======== Task material ========
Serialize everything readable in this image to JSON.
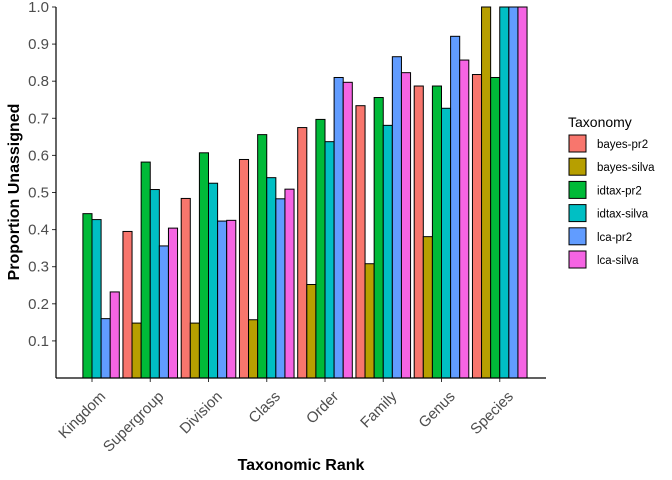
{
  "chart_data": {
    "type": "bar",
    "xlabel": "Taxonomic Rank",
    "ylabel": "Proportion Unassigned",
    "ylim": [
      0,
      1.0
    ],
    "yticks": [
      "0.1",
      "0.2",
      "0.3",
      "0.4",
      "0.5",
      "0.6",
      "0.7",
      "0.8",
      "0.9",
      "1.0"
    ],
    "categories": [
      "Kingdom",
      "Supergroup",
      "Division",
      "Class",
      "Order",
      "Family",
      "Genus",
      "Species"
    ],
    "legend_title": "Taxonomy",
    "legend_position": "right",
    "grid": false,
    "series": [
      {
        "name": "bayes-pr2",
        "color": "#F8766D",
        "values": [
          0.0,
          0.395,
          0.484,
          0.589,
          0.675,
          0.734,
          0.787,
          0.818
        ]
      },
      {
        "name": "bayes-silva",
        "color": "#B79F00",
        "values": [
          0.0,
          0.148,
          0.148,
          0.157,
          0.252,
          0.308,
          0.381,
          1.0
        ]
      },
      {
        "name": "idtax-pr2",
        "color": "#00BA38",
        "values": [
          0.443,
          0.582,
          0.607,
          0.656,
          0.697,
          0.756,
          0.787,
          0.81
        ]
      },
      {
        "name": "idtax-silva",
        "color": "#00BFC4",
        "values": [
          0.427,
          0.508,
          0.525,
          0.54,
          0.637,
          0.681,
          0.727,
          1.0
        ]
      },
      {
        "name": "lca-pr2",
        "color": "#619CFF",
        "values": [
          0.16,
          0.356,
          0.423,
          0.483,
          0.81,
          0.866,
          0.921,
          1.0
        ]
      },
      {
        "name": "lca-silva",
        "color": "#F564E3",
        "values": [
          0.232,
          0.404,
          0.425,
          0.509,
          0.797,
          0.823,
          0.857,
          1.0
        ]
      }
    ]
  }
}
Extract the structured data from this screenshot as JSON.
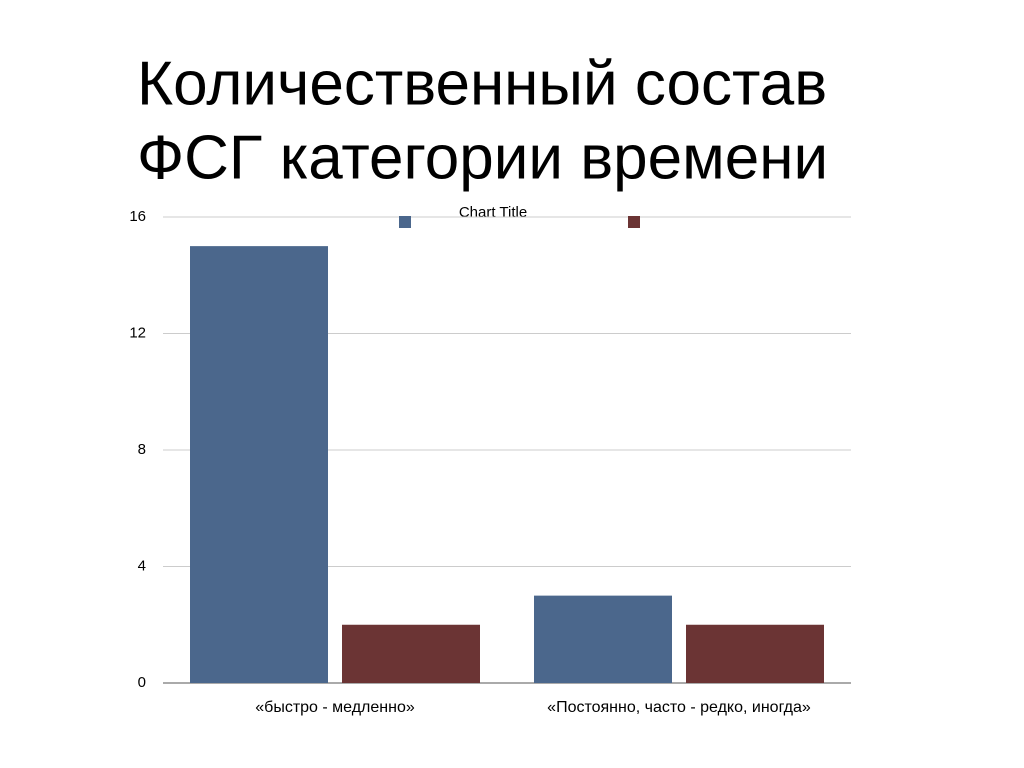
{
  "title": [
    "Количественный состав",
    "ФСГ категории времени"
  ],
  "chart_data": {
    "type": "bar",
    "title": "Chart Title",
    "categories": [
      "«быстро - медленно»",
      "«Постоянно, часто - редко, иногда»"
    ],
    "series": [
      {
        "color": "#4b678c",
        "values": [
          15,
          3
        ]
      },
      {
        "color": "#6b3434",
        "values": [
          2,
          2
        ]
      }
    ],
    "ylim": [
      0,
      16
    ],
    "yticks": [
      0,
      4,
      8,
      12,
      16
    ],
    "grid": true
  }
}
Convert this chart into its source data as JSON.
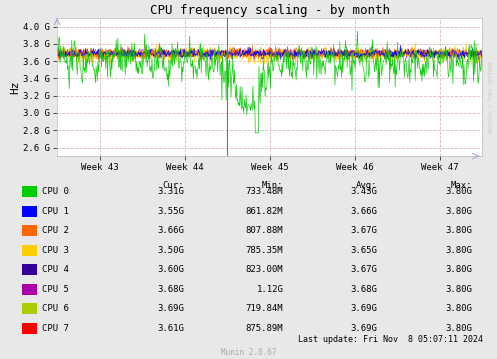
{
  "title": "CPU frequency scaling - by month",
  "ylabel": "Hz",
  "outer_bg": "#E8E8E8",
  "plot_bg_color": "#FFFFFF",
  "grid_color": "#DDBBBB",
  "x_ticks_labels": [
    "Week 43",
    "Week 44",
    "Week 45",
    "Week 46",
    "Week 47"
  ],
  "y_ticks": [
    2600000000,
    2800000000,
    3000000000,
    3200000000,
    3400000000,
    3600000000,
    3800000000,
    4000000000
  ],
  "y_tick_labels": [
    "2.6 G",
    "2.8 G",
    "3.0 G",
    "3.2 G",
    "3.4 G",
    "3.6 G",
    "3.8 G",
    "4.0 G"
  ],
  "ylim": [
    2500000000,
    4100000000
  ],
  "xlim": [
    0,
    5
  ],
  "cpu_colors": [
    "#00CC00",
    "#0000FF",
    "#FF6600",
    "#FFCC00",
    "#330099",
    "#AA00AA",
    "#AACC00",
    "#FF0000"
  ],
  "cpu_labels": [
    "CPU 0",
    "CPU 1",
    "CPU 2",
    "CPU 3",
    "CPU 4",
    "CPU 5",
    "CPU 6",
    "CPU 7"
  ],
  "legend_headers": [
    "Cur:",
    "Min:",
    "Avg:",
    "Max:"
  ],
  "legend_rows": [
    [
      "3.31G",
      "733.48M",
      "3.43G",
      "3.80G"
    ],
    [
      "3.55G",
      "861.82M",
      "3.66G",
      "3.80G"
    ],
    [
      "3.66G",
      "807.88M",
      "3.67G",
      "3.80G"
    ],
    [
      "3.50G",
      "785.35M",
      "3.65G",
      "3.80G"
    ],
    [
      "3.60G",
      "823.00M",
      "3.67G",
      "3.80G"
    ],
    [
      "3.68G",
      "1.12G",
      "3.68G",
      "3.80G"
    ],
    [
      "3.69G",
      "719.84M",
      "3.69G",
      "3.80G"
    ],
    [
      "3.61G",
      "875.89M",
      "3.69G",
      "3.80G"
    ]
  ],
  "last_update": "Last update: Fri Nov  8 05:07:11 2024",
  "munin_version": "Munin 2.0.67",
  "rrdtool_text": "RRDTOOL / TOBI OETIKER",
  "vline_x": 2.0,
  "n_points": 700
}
========
● Goal
Pull every line containing "this" out of the records.

● Written answer
Serialize everything readable in this image to JSON.
Extract the structured data from this screenshot as JSON.
Convert this chart into its source data as JSON.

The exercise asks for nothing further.